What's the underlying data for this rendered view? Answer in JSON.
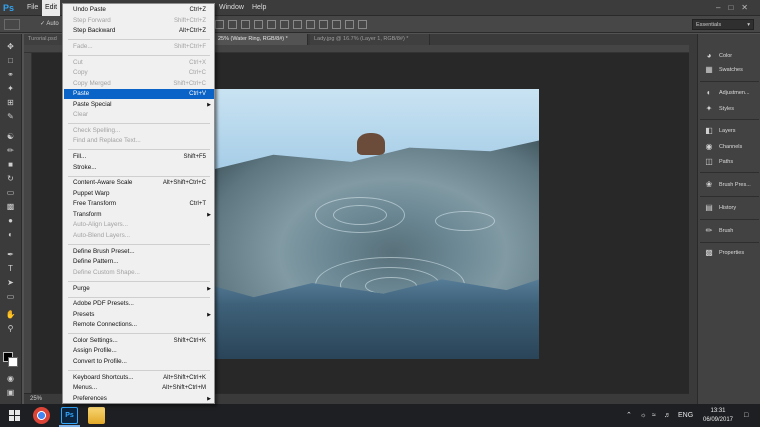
{
  "app": {
    "logo": "Ps",
    "menus": [
      "File",
      "Edit",
      "Window",
      "Help"
    ],
    "active_menu": "Edit"
  },
  "options_bar": {
    "auto_select_label": "Auto",
    "workspace": "Essentials"
  },
  "tabs": [
    {
      "label": "Turorial.psd"
    },
    {
      "label": "25% (Water Ring, RGB/8#) *"
    },
    {
      "label": "Lady.jpg @ 16.7% (Layer 1, RGB/8#) *"
    }
  ],
  "status": {
    "zoom": "25%"
  },
  "edit_menu": {
    "items": [
      {
        "label": "Undo Paste",
        "shortcut": "Ctrl+Z",
        "disabled": false
      },
      {
        "label": "Step Forward",
        "shortcut": "Shift+Ctrl+Z",
        "disabled": true
      },
      {
        "label": "Step Backward",
        "shortcut": "Alt+Ctrl+Z",
        "disabled": false
      },
      {
        "label": "Fade...",
        "shortcut": "Shift+Ctrl+F",
        "disabled": true
      },
      {
        "label": "Cut",
        "shortcut": "Ctrl+X",
        "disabled": true
      },
      {
        "label": "Copy",
        "shortcut": "Ctrl+C",
        "disabled": true
      },
      {
        "label": "Copy Merged",
        "shortcut": "Shift+Ctrl+C",
        "disabled": true
      },
      {
        "label": "Paste",
        "shortcut": "Ctrl+V",
        "disabled": false,
        "highlighted": true
      },
      {
        "label": "Paste Special",
        "shortcut": "",
        "submenu": true
      },
      {
        "label": "Clear",
        "shortcut": "",
        "disabled": true
      },
      {
        "label": "Check Spelling...",
        "shortcut": "",
        "disabled": true
      },
      {
        "label": "Find and Replace Text...",
        "shortcut": "",
        "disabled": true
      },
      {
        "label": "Fill...",
        "shortcut": "Shift+F5"
      },
      {
        "label": "Stroke...",
        "shortcut": ""
      },
      {
        "label": "Content-Aware Scale",
        "shortcut": "Alt+Shift+Ctrl+C"
      },
      {
        "label": "Puppet Warp",
        "shortcut": ""
      },
      {
        "label": "Free Transform",
        "shortcut": "Ctrl+T"
      },
      {
        "label": "Transform",
        "shortcut": "",
        "submenu": true
      },
      {
        "label": "Auto-Align Layers...",
        "shortcut": "",
        "disabled": true
      },
      {
        "label": "Auto-Blend Layers...",
        "shortcut": "",
        "disabled": true
      },
      {
        "label": "Define Brush Preset...",
        "shortcut": ""
      },
      {
        "label": "Define Pattern...",
        "shortcut": ""
      },
      {
        "label": "Define Custom Shape...",
        "shortcut": "",
        "disabled": true
      },
      {
        "label": "Purge",
        "shortcut": "",
        "submenu": true
      },
      {
        "label": "Adobe PDF Presets...",
        "shortcut": ""
      },
      {
        "label": "Presets",
        "shortcut": "",
        "submenu": true
      },
      {
        "label": "Remote Connections...",
        "shortcut": ""
      },
      {
        "label": "Color Settings...",
        "shortcut": "Shift+Ctrl+K"
      },
      {
        "label": "Assign Profile...",
        "shortcut": ""
      },
      {
        "label": "Convert to Profile...",
        "shortcut": ""
      },
      {
        "label": "Keyboard Shortcuts...",
        "shortcut": "Alt+Shift+Ctrl+K"
      },
      {
        "label": "Menus...",
        "shortcut": "Alt+Shift+Ctrl+M"
      },
      {
        "label": "Preferences",
        "shortcut": "",
        "submenu": true
      }
    ]
  },
  "panels": [
    {
      "label": "Color",
      "icon": "color-wheel-icon"
    },
    {
      "label": "Swatches",
      "icon": "swatches-icon"
    },
    {
      "label": "Adjustmen...",
      "icon": "adjustments-icon"
    },
    {
      "label": "Styles",
      "icon": "styles-icon"
    },
    {
      "label": "Layers",
      "icon": "layers-icon"
    },
    {
      "label": "Channels",
      "icon": "channels-icon"
    },
    {
      "label": "Paths",
      "icon": "paths-icon"
    },
    {
      "label": "Brush Pres...",
      "icon": "brush-presets-icon"
    },
    {
      "label": "History",
      "icon": "history-icon"
    },
    {
      "label": "Brush",
      "icon": "brush-icon"
    },
    {
      "label": "Properties",
      "icon": "properties-icon"
    }
  ],
  "taskbar": {
    "lang": "ENG",
    "time": "13:31",
    "date": "06/09/2017",
    "ps_label": "Ps"
  },
  "colors": {
    "highlight": "#0a64c8",
    "ps_blue": "#31a8ff",
    "fg_swatch": "#000000",
    "bg_swatch": "#ffffff"
  }
}
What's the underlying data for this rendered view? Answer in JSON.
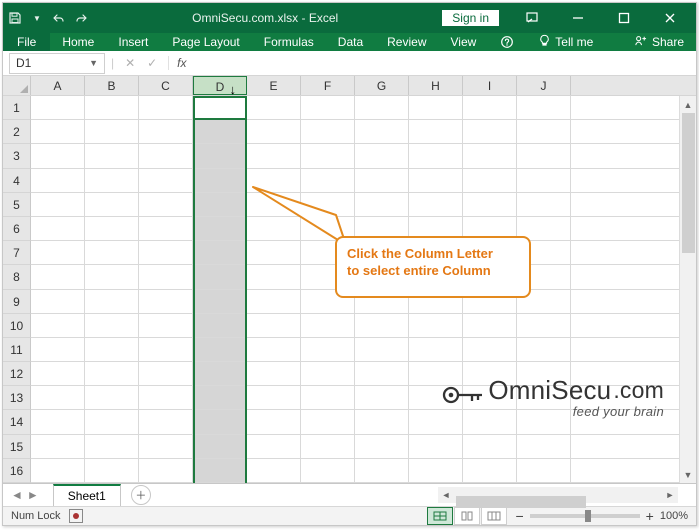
{
  "titlebar": {
    "title": "OmniSecu.com.xlsx - Excel",
    "signin": "Sign in"
  },
  "ribbon": {
    "file": "File",
    "tabs": [
      "Home",
      "Insert",
      "Page Layout",
      "Formulas",
      "Data",
      "Review",
      "View"
    ],
    "tellme": "Tell me",
    "share": "Share"
  },
  "namebox": {
    "value": "D1"
  },
  "formula": {
    "fx": "fx"
  },
  "columns": [
    "A",
    "B",
    "C",
    "D",
    "E",
    "F",
    "G",
    "H",
    "I",
    "J"
  ],
  "rows": [
    "1",
    "2",
    "3",
    "4",
    "5",
    "6",
    "7",
    "8",
    "9",
    "10",
    "11",
    "12",
    "13",
    "14",
    "15",
    "16"
  ],
  "selected_column_index": 3,
  "tab": {
    "sheet1": "Sheet1"
  },
  "statusbar": {
    "numlock": "Num Lock",
    "zoom_minus": "−",
    "zoom_plus": "+",
    "zoom_pct": "100%"
  },
  "callout": {
    "line1": "Click the Column Letter",
    "line2": "to select entire Column"
  },
  "watermark": {
    "brand_prefix": "OmniSecu",
    "brand_suffix": ".com",
    "slogan": "feed your brain"
  }
}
◆ ◆ ◆ ◆
Print each of the records above exactly as written, leaving no picture in the copy.

What's the underlying data for this rendered view? Answer in JSON.
{
  "app": {
    "logo": "Ps",
    "menus": [
      "File",
      "Edit",
      "Window",
      "Help"
    ],
    "active_menu": "Edit"
  },
  "options_bar": {
    "auto_select_label": "Auto",
    "workspace": "Essentials"
  },
  "tabs": [
    {
      "label": "Turorial.psd"
    },
    {
      "label": "25% (Water Ring, RGB/8#) *"
    },
    {
      "label": "Lady.jpg @ 16.7% (Layer 1, RGB/8#) *"
    }
  ],
  "status": {
    "zoom": "25%"
  },
  "edit_menu": {
    "items": [
      {
        "label": "Undo Paste",
        "shortcut": "Ctrl+Z",
        "disabled": false
      },
      {
        "label": "Step Forward",
        "shortcut": "Shift+Ctrl+Z",
        "disabled": true
      },
      {
        "label": "Step Backward",
        "shortcut": "Alt+Ctrl+Z",
        "disabled": false
      },
      {
        "label": "Fade...",
        "shortcut": "Shift+Ctrl+F",
        "disabled": true
      },
      {
        "label": "Cut",
        "shortcut": "Ctrl+X",
        "disabled": true
      },
      {
        "label": "Copy",
        "shortcut": "Ctrl+C",
        "disabled": true
      },
      {
        "label": "Copy Merged",
        "shortcut": "Shift+Ctrl+C",
        "disabled": true
      },
      {
        "label": "Paste",
        "shortcut": "Ctrl+V",
        "disabled": false,
        "highlighted": true
      },
      {
        "label": "Paste Special",
        "shortcut": "",
        "submenu": true
      },
      {
        "label": "Clear",
        "shortcut": "",
        "disabled": true
      },
      {
        "label": "Check Spelling...",
        "shortcut": "",
        "disabled": true
      },
      {
        "label": "Find and Replace Text...",
        "shortcut": "",
        "disabled": true
      },
      {
        "label": "Fill...",
        "shortcut": "Shift+F5"
      },
      {
        "label": "Stroke...",
        "shortcut": ""
      },
      {
        "label": "Content-Aware Scale",
        "shortcut": "Alt+Shift+Ctrl+C"
      },
      {
        "label": "Puppet Warp",
        "shortcut": ""
      },
      {
        "label": "Free Transform",
        "shortcut": "Ctrl+T"
      },
      {
        "label": "Transform",
        "shortcut": "",
        "submenu": true
      },
      {
        "label": "Auto-Align Layers...",
        "shortcut": "",
        "disabled": true
      },
      {
        "label": "Auto-Blend Layers...",
        "shortcut": "",
        "disabled": true
      },
      {
        "label": "Define Brush Preset...",
        "shortcut": ""
      },
      {
        "label": "Define Pattern...",
        "shortcut": ""
      },
      {
        "label": "Define Custom Shape...",
        "shortcut": "",
        "disabled": true
      },
      {
        "label": "Purge",
        "shortcut": "",
        "submenu": true
      },
      {
        "label": "Adobe PDF Presets...",
        "shortcut": ""
      },
      {
        "label": "Presets",
        "shortcut": "",
        "submenu": true
      },
      {
        "label": "Remote Connections...",
        "shortcut": ""
      },
      {
        "label": "Color Settings...",
        "shortcut": "Shift+Ctrl+K"
      },
      {
        "label": "Assign Profile...",
        "shortcut": ""
      },
      {
        "label": "Convert to Profile...",
        "shortcut": ""
      },
      {
        "label": "Keyboard Shortcuts...",
        "shortcut": "Alt+Shift+Ctrl+K"
      },
      {
        "label": "Menus...",
        "shortcut": "Alt+Shift+Ctrl+M"
      },
      {
        "label": "Preferences",
        "shortcut": "",
        "submenu": true
      }
    ]
  },
  "panels": [
    {
      "label": "Color",
      "icon": "color-wheel-icon"
    },
    {
      "label": "Swatches",
      "icon": "swatches-icon"
    },
    {
      "label": "Adjustmen...",
      "icon": "adjustments-icon"
    },
    {
      "label": "Styles",
      "icon": "styles-icon"
    },
    {
      "label": "Layers",
      "icon": "layers-icon"
    },
    {
      "label": "Channels",
      "icon": "channels-icon"
    },
    {
      "label": "Paths",
      "icon": "paths-icon"
    },
    {
      "label": "Brush Pres...",
      "icon": "brush-presets-icon"
    },
    {
      "label": "History",
      "icon": "history-icon"
    },
    {
      "label": "Brush",
      "icon": "brush-icon"
    },
    {
      "label": "Properties",
      "icon": "properties-icon"
    }
  ],
  "taskbar": {
    "lang": "ENG",
    "time": "13:31",
    "date": "06/09/2017",
    "ps_label": "Ps"
  },
  "colors": {
    "highlight": "#0a64c8",
    "ps_blue": "#31a8ff",
    "fg_swatch": "#000000",
    "bg_swatch": "#ffffff"
  }
}
What's the underlying data for this rendered view? Answer in JSON.
{
  "titlebar": {
    "title": "OmniSecu.com.xlsx - Excel",
    "signin": "Sign in"
  },
  "ribbon": {
    "file": "File",
    "tabs": [
      "Home",
      "Insert",
      "Page Layout",
      "Formulas",
      "Data",
      "Review",
      "View"
    ],
    "tellme": "Tell me",
    "share": "Share"
  },
  "namebox": {
    "value": "D1"
  },
  "formula": {
    "fx": "fx"
  },
  "columns": [
    "A",
    "B",
    "C",
    "D",
    "E",
    "F",
    "G",
    "H",
    "I",
    "J"
  ],
  "rows": [
    "1",
    "2",
    "3",
    "4",
    "5",
    "6",
    "7",
    "8",
    "9",
    "10",
    "11",
    "12",
    "13",
    "14",
    "15",
    "16"
  ],
  "selected_column_index": 3,
  "tab": {
    "sheet1": "Sheet1"
  },
  "statusbar": {
    "numlock": "Num Lock",
    "zoom_minus": "−",
    "zoom_plus": "+",
    "zoom_pct": "100%"
  },
  "callout": {
    "line1": "Click the Column Letter",
    "line2": "to select entire Column"
  },
  "watermark": {
    "brand_prefix": "OmniSecu",
    "brand_suffix": ".com",
    "slogan": "feed your brain"
  }
}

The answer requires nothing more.